→ **Task instructions**:
Pull every line holding the string "JSON" from the records below.

-- START --

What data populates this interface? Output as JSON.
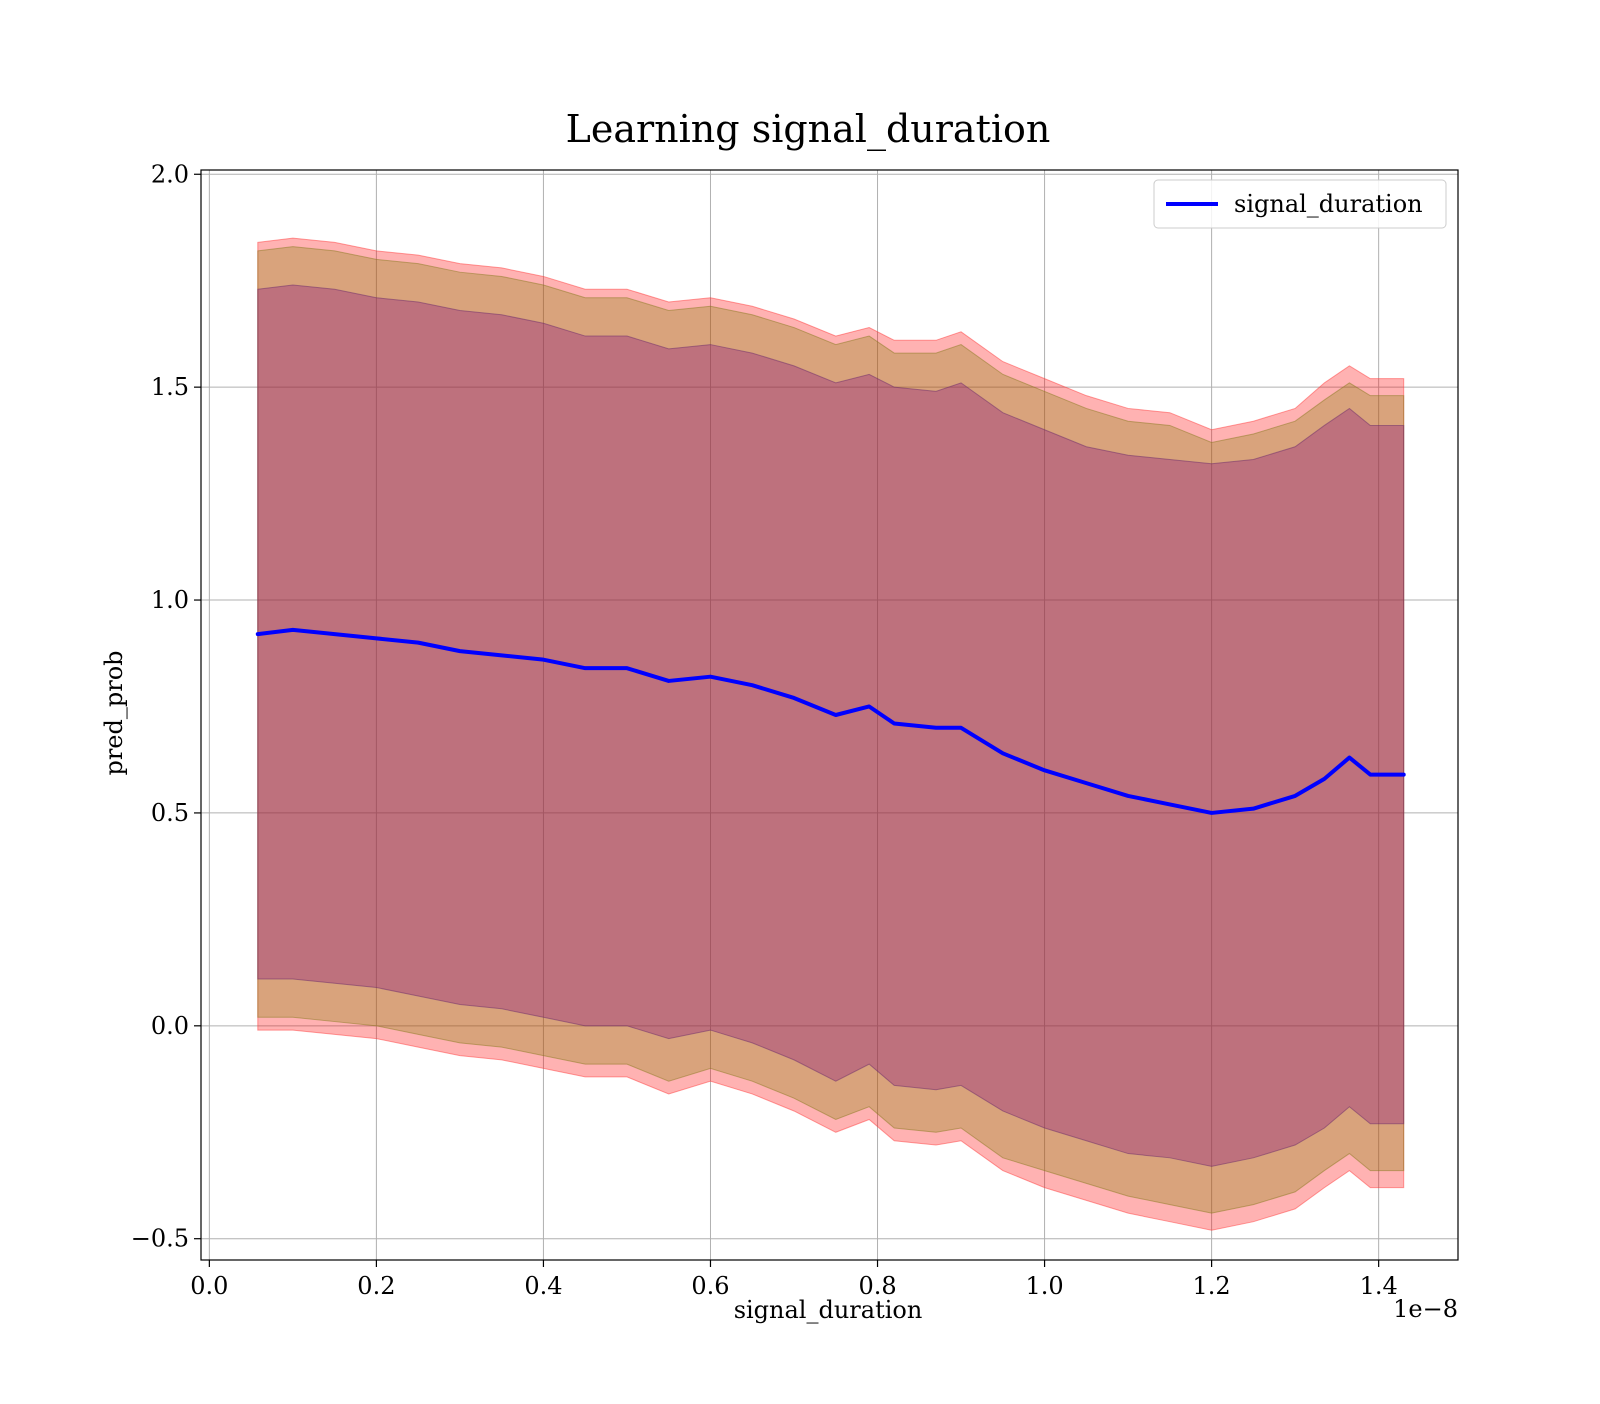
{
  "chart_data": {
    "type": "area",
    "title": "Learning signal_duration",
    "xlabel": "signal_duration",
    "ylabel": "pred_prob",
    "x_offset_text": "1e−8",
    "xlim": [
      -0.01,
      1.495
    ],
    "ylim": [
      -0.55,
      2.01
    ],
    "x_ticks": [
      0.0,
      0.2,
      0.4,
      0.6,
      0.8,
      1.0,
      1.2,
      1.4
    ],
    "x_tick_labels": [
      "0.0",
      "0.2",
      "0.4",
      "0.6",
      "0.8",
      "1.0",
      "1.2",
      "1.4"
    ],
    "y_ticks": [
      -0.5,
      0.0,
      0.5,
      1.0,
      1.5,
      2.0
    ],
    "y_tick_labels": [
      "−0.5",
      "0.0",
      "0.5",
      "1.0",
      "1.5",
      "2.0"
    ],
    "grid": true,
    "legend_position": "top-right",
    "x": [
      0.058,
      0.1,
      0.15,
      0.2,
      0.25,
      0.3,
      0.35,
      0.4,
      0.45,
      0.5,
      0.55,
      0.6,
      0.65,
      0.7,
      0.75,
      0.79,
      0.82,
      0.87,
      0.9,
      0.95,
      1.0,
      1.05,
      1.1,
      1.15,
      1.2,
      1.25,
      1.3,
      1.335,
      1.365,
      1.39,
      1.43
    ],
    "series": [
      {
        "name": "signal_duration",
        "values": [
          0.92,
          0.93,
          0.92,
          0.91,
          0.9,
          0.88,
          0.87,
          0.86,
          0.84,
          0.84,
          0.81,
          0.82,
          0.8,
          0.77,
          0.73,
          0.75,
          0.71,
          0.7,
          0.7,
          0.64,
          0.6,
          0.57,
          0.54,
          0.52,
          0.5,
          0.51,
          0.54,
          0.58,
          0.63,
          0.59,
          0.59
        ]
      }
    ],
    "bands": [
      {
        "lower": [
          -0.01,
          -0.01,
          -0.02,
          -0.03,
          -0.05,
          -0.07,
          -0.08,
          -0.1,
          -0.12,
          -0.12,
          -0.16,
          -0.13,
          -0.16,
          -0.2,
          -0.25,
          -0.22,
          -0.27,
          -0.28,
          -0.27,
          -0.34,
          -0.38,
          -0.41,
          -0.44,
          -0.46,
          -0.48,
          -0.46,
          -0.43,
          -0.38,
          -0.34,
          -0.38,
          -0.38
        ],
        "upper": [
          1.84,
          1.85,
          1.84,
          1.82,
          1.81,
          1.79,
          1.78,
          1.76,
          1.73,
          1.73,
          1.7,
          1.71,
          1.69,
          1.66,
          1.62,
          1.64,
          1.61,
          1.61,
          1.63,
          1.56,
          1.52,
          1.48,
          1.45,
          1.44,
          1.4,
          1.42,
          1.45,
          1.51,
          1.55,
          1.52,
          1.52
        ]
      },
      {
        "lower": [
          0.02,
          0.02,
          0.01,
          0.0,
          -0.02,
          -0.04,
          -0.05,
          -0.07,
          -0.09,
          -0.09,
          -0.13,
          -0.1,
          -0.13,
          -0.17,
          -0.22,
          -0.19,
          -0.24,
          -0.25,
          -0.24,
          -0.31,
          -0.34,
          -0.37,
          -0.4,
          -0.42,
          -0.44,
          -0.42,
          -0.39,
          -0.34,
          -0.3,
          -0.34,
          -0.34
        ],
        "upper": [
          1.82,
          1.83,
          1.82,
          1.8,
          1.79,
          1.77,
          1.76,
          1.74,
          1.71,
          1.71,
          1.68,
          1.69,
          1.67,
          1.64,
          1.6,
          1.62,
          1.58,
          1.58,
          1.6,
          1.53,
          1.49,
          1.45,
          1.42,
          1.41,
          1.37,
          1.39,
          1.42,
          1.47,
          1.51,
          1.48,
          1.48
        ]
      },
      {
        "lower": [
          0.11,
          0.11,
          0.1,
          0.09,
          0.07,
          0.05,
          0.04,
          0.02,
          0.0,
          0.0,
          -0.03,
          -0.01,
          -0.04,
          -0.08,
          -0.13,
          -0.09,
          -0.14,
          -0.15,
          -0.14,
          -0.2,
          -0.24,
          -0.27,
          -0.3,
          -0.31,
          -0.33,
          -0.31,
          -0.28,
          -0.24,
          -0.19,
          -0.23,
          -0.23
        ],
        "upper": [
          1.73,
          1.74,
          1.73,
          1.71,
          1.7,
          1.68,
          1.67,
          1.65,
          1.62,
          1.62,
          1.59,
          1.6,
          1.58,
          1.55,
          1.51,
          1.53,
          1.5,
          1.49,
          1.51,
          1.44,
          1.4,
          1.36,
          1.34,
          1.33,
          1.32,
          1.33,
          1.36,
          1.41,
          1.45,
          1.41,
          1.41
        ]
      }
    ]
  }
}
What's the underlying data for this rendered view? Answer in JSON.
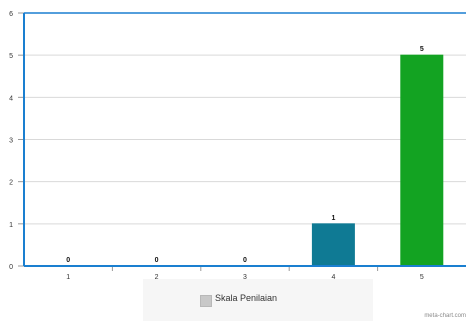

-- END --

→ **Solution to this exercise**:
What data populates this interface? Output as JSON.
What's the underlying data for this rendered view? Answer in JSON.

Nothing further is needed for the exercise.